►
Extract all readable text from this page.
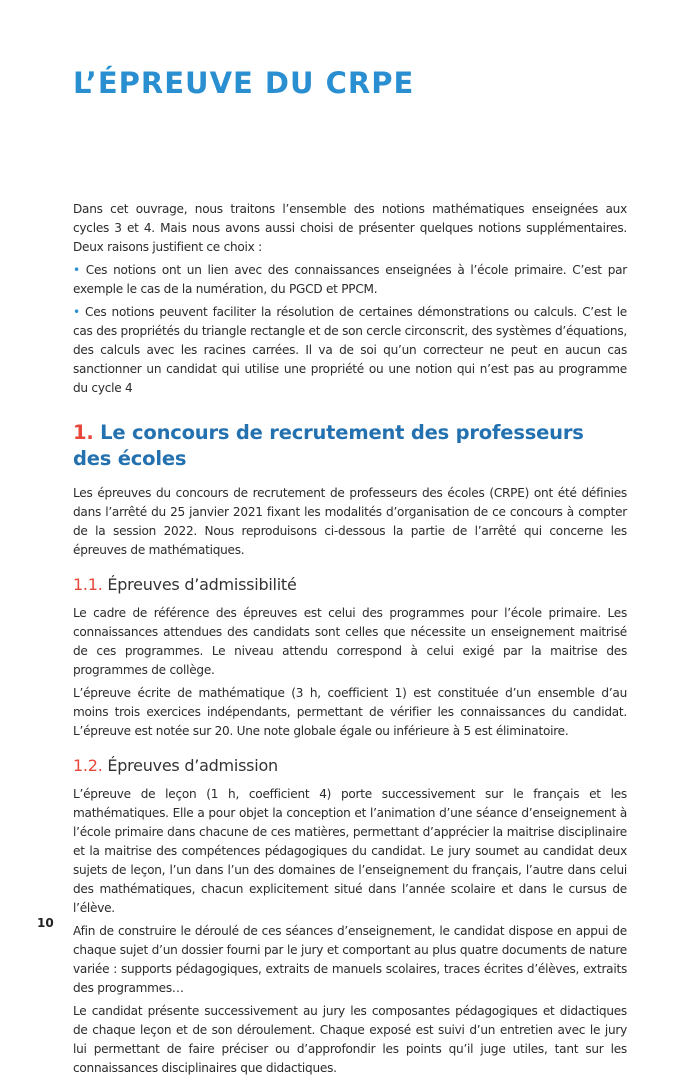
L’ÉPREUVE DU CRPE

Dans cet ouvrage, nous traitons l’ensemble des notions mathématiques enseignées aux cycles 3 et 4. Mais nous avons aussi choisi de présenter quelques notions supplémentaires. Deux raisons justifient ce choix :

• Ces notions ont un lien avec des connaissances enseignées à l’école primaire. C’est par exemple le cas de la numération, du PGCD et PPCM.

• Ces notions peuvent faciliter la résolution de certaines démonstrations ou calculs. C’est le cas des propriétés du triangle rectangle et de son cercle circonscrit, des systèmes d’équations, des calculs avec les racines carrées. Il va de soi qu’un correcteur ne peut en aucun cas sanctionner un candidat qui utilise une propriété ou une notion qui n’est pas au programme du cycle 4

1. Le concours de recrutement des professeurs des écoles

Les épreuves du concours de recrutement de professeurs des écoles (CRPE) ont été définies dans l’arrêté du 25 janvier 2021 fixant les modalités d’organisation de ce concours à compter de la session 2022. Nous reproduisons ci-dessous la partie de l’arrêté qui concerne les épreuves de mathématiques.

1.1. Épreuves d’admissibilité

Le cadre de référence des épreuves est celui des programmes pour l’école primaire. Les connaissances attendues des candidats sont celles que nécessite un enseignement maitrisé de ces programmes. Le niveau attendu correspond à celui exigé par la maitrise des programmes de collège.

L’épreuve écrite de mathématique (3 h, coefficient 1) est constituée d’un ensemble d’au moins trois exercices indépendants, permettant de vérifier les connaissances du candidat. L’épreuve est notée sur 20. Une note globale égale ou inférieure à 5 est éliminatoire.

1.2. Épreuves d’admission

L’épreuve de leçon (1 h, coefficient 4) porte successivement sur le français et les mathématiques. Elle a pour objet la conception et l’animation d’une séance d’enseignement à l’école primaire dans chacune de ces matières, permettant d’apprécier la maitrise disciplinaire et la maitrise des compétences pédagogiques du candidat. Le jury soumet au candidat deux sujets de leçon, l’un dans l’un des domaines de l’enseignement du français, l’autre dans celui des mathématiques, chacun explicitement situé dans l’année scolaire et dans le cursus de l’élève.

Afin de construire le déroulé de ces séances d’enseignement, le candidat dispose en appui de chaque sujet d’un dossier fourni par le jury et comportant au plus quatre documents de nature variée : supports pédagogiques, extraits de manuels scolaires, traces écrites d’élèves, extraits des programmes…

Le candidat présente successivement au jury les composantes pédagogiques et didactiques de chaque leçon et de son déroulement. Chaque exposé est suivi d’un entretien avec le jury lui permettant de faire préciser ou d’approfondir les points qu’il juge utiles, tant sur les connaissances disciplinaires que didactiques.

10
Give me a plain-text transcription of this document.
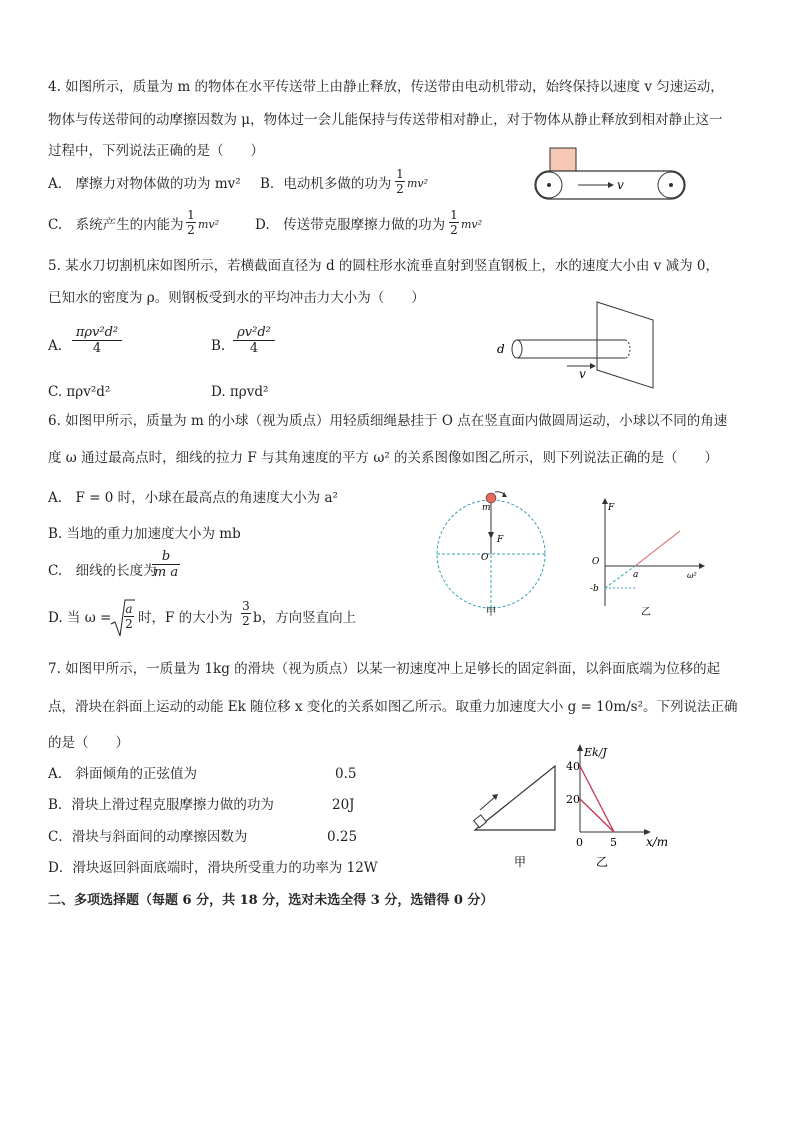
4. 如图所示，质量为 m 的物体在水平传送带上由静止释放，传送带由电动机带动，始终保持以速度 v 匀速运动，
物体与传送带间的动摩擦因数为 μ，物体过一会儿能保持与传送带相对静止，对于物体从静止释放到相对静止这一
过程中，下列说法正确的是（　　）
A.　摩擦力对物体做的功为 mv² B．电动机多做的功为
1
2 mv²
C.　系统产生的内能为
1
2 mv²	D.　传送带克服摩擦力做的功为
1
2 mv²
v
5. 某水刀切割机床如图所示，若横截面直径为 d 的圆柱形水流垂直射到竖直钢板上，水的速度大小由 v 减为 0，
已知水的密度为 ρ。则钢板受到水的平均冲击力大小为（　　）
A.
πρv²d²
4	B.
ρv²d²
4
C. πρv²d²	D. πρvd²
d
v
6. 如图甲所示，质量为 m 的小球（视为质点）用轻质细绳悬挂于 O 点在竖直面内做圆周运动，小球以不同的角速
度 ω 通过最高点时，细线的拉力 F 与其角速度的平方 ω² 的关系图像如图乙所示，则下列说法正确的是（　　）
A.　F = 0 时，小球在最高点的角速度大小为 a²
B. 当地的重力加速度大小为 mb
C.　细线的长度为
b
m a
D. 当 ω =
a
2 时，F 的大小为
3
2 b，方向竖直向上
m
F
O
甲
F
O
a
-b
ω²
乙
7. 如图甲所示，一质量为 1kg 的滑块（视为质点）以某一初速度冲上足够长的固定斜面，以斜面底端为位移的起
点，滑块在斜面上运动的动能 Ek 随位移 x 变化的关系如图乙所示。取重力加速度大小 g = 10m/s²。下列说法正确
的是（　　）
A.　斜面倾角的正弦值为	0.5
B．滑块上滑过程克服摩擦力做的功为	20J
C．滑块与斜面间的动摩擦因数为	0.25
D．滑块返回斜面底端时，滑块所受重力的功率为 12W	甲
Ek/J
40
20
0 5 x/m
乙
二、多项选择题（每题 6 分，共 18 分，选对未选全得 3 分，选错得 0 分）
◄
• [WRITTEN EXERCISE]: Leave out every picture and copy the rest of the records exactly.

• [COMPLETED EXERCISE]:
Extract all readable text from this page.
L’ÉPREUVE DU CRPE

Dans cet ouvrage, nous traitons l’ensemble des notions mathématiques enseignées aux cycles 3 et 4. Mais nous avons aussi choisi de présenter quelques notions supplémentaires. Deux raisons justifient ce choix :

• Ces notions ont un lien avec des connaissances enseignées à l’école primaire. C’est par exemple le cas de la numération, du PGCD et PPCM.

• Ces notions peuvent faciliter la résolution de certaines démonstrations ou calculs. C’est le cas des propriétés du triangle rectangle et de son cercle circonscrit, des systèmes d’équations, des calculs avec les racines carrées. Il va de soi qu’un correcteur ne peut en aucun cas sanctionner un candidat qui utilise une propriété ou une notion qui n’est pas au programme du cycle 4

1. Le concours de recrutement des professeurs des écoles

Les épreuves du concours de recrutement de professeurs des écoles (CRPE) ont été définies dans l’arrêté du 25 janvier 2021 fixant les modalités d’organisation de ce concours à compter de la session 2022. Nous reproduisons ci-dessous la partie de l’arrêté qui concerne les épreuves de mathématiques.

1.1. Épreuves d’admissibilité

Le cadre de référence des épreuves est celui des programmes pour l’école primaire. Les connaissances attendues des candidats sont celles que nécessite un enseignement maitrisé de ces programmes. Le niveau attendu correspond à celui exigé par la maitrise des programmes de collège.

L’épreuve écrite de mathématique (3 h, coefficient 1) est constituée d’un ensemble d’au moins trois exercices indépendants, permettant de vérifier les connaissances du candidat. L’épreuve est notée sur 20. Une note globale égale ou inférieure à 5 est éliminatoire.

1.2. Épreuves d’admission

L’épreuve de leçon (1 h, coefficient 4) porte successivement sur le français et les mathématiques. Elle a pour objet la conception et l’animation d’une séance d’enseignement à l’école primaire dans chacune de ces matières, permettant d’apprécier la maitrise disciplinaire et la maitrise des compétences pédagogiques du candidat. Le jury soumet au candidat deux sujets de leçon, l’un dans l’un des domaines de l’enseignement du français, l’autre dans celui des mathématiques, chacun explicitement situé dans l’année scolaire et dans le cursus de l’élève.

Afin de construire le déroulé de ces séances d’enseignement, le candidat dispose en appui de chaque sujet d’un dossier fourni par le jury et comportant au plus quatre documents de nature variée : supports pédagogiques, extraits de manuels scolaires, traces écrites d’élèves, extraits des programmes…

Le candidat présente successivement au jury les composantes pédagogiques et didactiques de chaque leçon et de son déroulement. Chaque exposé est suivi d’un entretien avec le jury lui permettant de faire préciser ou d’approfondir les points qu’il juge utiles, tant sur les connaissances disciplinaires que didactiques.

10
Give me a plain-text transcription of this document.
4. 如图所示，质量为 m 的物体在水平传送带上由静止释放，传送带由电动机带动，始终保持以速度 v 匀速运动，
物体与传送带间的动摩擦因数为 μ，物体过一会儿能保持与传送带相对静止，对于物体从静止释放到相对静止这一
过程中，下列说法正确的是（　　）
A.　摩擦力对物体做的功为 mv² B．电动机多做的功为
1
2 mv²
C.　系统产生的内能为
1
2 mv²	D.　传送带克服摩擦力做的功为
1
2 mv²
v
5. 某水刀切割机床如图所示，若横截面直径为 d 的圆柱形水流垂直射到竖直钢板上，水的速度大小由 v 减为 0，
已知水的密度为 ρ。则钢板受到水的平均冲击力大小为（　　）
A.
πρv²d²
4	B.
ρv²d²
4
C. πρv²d²	D. πρvd²
d
v
6. 如图甲所示，质量为 m 的小球（视为质点）用轻质细绳悬挂于 O 点在竖直面内做圆周运动，小球以不同的角速
度 ω 通过最高点时，细线的拉力 F 与其角速度的平方 ω² 的关系图像如图乙所示，则下列说法正确的是（　　）
A.　F = 0 时，小球在最高点的角速度大小为 a²
B. 当地的重力加速度大小为 mb
C.　细线的长度为
b
m a
D. 当 ω =
a
2 时，F 的大小为
3
2 b，方向竖直向上
m
F
O
甲
F
O
a
-b
ω²
乙
7. 如图甲所示，一质量为 1kg 的滑块（视为质点）以某一初速度冲上足够长的固定斜面，以斜面底端为位移的起
点，滑块在斜面上运动的动能 Ek 随位移 x 变化的关系如图乙所示。取重力加速度大小 g = 10m/s²。下列说法正确
的是（　　）
A.　斜面倾角的正弦值为	0.5
B．滑块上滑过程克服摩擦力做的功为	20J
C．滑块与斜面间的动摩擦因数为	0.25
D．滑块返回斜面底端时，滑块所受重力的功率为 12W	甲
Ek/J
40
20
0 5 x/m
乙
二、多项选择题（每题 6 分，共 18 分，选对未选全得 3 分，选错得 0 分）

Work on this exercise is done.